• _阅读材料_:
----------

结合第二方面第三种可能的实施方式,第四种可能的实施方式中,所述步骤200还包括:
步骤260、利用canny边缘检测算子对工件产品边缘进行检测,获取工件产品轮廓边缘;
步骤270、调用多边形逼近算子及平滑滤波算子分别对所述边缘轮廓形状进行矫正、滤波,获取所述轮廓边缘的顶点数目及其角度范围;
步骤280、根据所述顶点数目及其角度范围,结合相机的像素尺寸,获取工件产品的尺寸。
实施本发明所述的一种融合云端的产品分拣系统及方法,通过利用机器视觉算法,对产线上的工件产品进行识别,将缺陷产品与合格产品分类放置,解决了现有人工检测过程中存在的误判、检测效率低的问题,降低了人力成本,通过对分拣系统设备的运行进行实时监控,用户可以通过移动终端连接云平台,随时随地监控设备的运行状态,提高了产线的自动化程度。
附图说明
为了更清楚地说明本发明实施例中的技术方案,下面将对实施例描述中所需要使用的附图作简单地介绍,显而易见地,下面描述中的附图仅仅是本发明的一些实施例,对于本领域普通技术人员来讲,在不付出创造性劳动的前提下,还可以根据这些附图获得其他的附图。
图1是本发明中一种融合云端的产品分拣系统实施例示意图;
图2是本发明中一种融合云端的产品分拣系统中云平台实施例示意图;
图3是本发明中一种融合云端的产品分拣方法第一实施例示意图;
图4是本发明中一种融合云端的产品分拣方法第二实施例示意图;
图5是本发明中一种融合云端的产品分拣方法第三实施例示意图;
图6是本发明中一种融合云端的产品分拣方法第四实施例示意图;
图7是本发明中一种融合云端的产品分拣方法第五实施例示意图;
附图中各数字所指代的部位名称为:110——中央控制单元、120——图像获取单元、130——监控单元、140——运行监测单元、150——识别单元、160——分拣装置、170——云平台、171——存储单元、172——虚拟仿真单元172、173——管理单元、174——对比分析单元、175——通信单元、176——数字分析单元、180——终端。

----------

• _练习目标_:
请将上文阅读材料中以“实施本发明所述的”开头的段落改写为要点列表，并保留其主要事实。

----------

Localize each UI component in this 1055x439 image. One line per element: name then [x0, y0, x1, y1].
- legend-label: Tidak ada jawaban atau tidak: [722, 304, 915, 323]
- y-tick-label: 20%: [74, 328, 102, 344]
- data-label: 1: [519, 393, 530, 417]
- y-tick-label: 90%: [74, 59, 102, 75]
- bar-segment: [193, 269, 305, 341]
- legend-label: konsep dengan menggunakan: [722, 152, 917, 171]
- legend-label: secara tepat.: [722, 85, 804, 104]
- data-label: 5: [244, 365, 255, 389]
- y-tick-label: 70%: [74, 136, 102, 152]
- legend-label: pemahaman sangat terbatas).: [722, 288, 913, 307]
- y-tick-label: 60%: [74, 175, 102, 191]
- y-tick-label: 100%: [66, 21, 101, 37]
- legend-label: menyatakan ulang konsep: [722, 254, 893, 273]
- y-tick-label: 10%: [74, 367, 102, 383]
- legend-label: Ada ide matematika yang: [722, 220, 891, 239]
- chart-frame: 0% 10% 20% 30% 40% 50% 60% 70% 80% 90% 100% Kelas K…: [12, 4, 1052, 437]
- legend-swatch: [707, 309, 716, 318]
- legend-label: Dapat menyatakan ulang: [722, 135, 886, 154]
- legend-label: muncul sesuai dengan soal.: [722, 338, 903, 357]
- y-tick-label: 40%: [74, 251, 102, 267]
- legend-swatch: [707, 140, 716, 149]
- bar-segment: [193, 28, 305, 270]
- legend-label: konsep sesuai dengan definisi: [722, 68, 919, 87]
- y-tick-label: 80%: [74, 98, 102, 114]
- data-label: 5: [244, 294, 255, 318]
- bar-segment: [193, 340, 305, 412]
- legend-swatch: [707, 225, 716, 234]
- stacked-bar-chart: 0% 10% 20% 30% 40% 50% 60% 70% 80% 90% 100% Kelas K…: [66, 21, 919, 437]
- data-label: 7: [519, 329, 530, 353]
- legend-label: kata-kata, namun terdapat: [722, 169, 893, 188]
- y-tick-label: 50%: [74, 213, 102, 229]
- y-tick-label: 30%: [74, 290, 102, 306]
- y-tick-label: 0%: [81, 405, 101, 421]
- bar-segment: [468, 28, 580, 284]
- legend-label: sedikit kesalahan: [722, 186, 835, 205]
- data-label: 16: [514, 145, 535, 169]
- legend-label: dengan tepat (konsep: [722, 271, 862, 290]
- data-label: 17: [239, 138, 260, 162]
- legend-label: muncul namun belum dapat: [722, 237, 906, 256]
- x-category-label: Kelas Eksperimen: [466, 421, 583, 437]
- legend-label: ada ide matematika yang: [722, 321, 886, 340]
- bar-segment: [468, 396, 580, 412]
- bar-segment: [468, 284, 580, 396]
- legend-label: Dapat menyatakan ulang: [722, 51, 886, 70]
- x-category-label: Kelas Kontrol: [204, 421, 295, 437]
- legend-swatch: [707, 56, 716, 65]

----------

• _练习作答_:
- 对象：融合云端的产品分拣系统及方法。
- 利用机器视觉算法识别产线上的工件产品，将缺陷产品与合格产品分类放置。
- 解决现有人工检测中存在的误判及检测效率低的问题，降低人力成本。
- 对分拣系统设备的运行进行实时监控，用户可通过移动终端连接云平台，随时随地监控设备运行状态。
- 提高产线的自动化程度。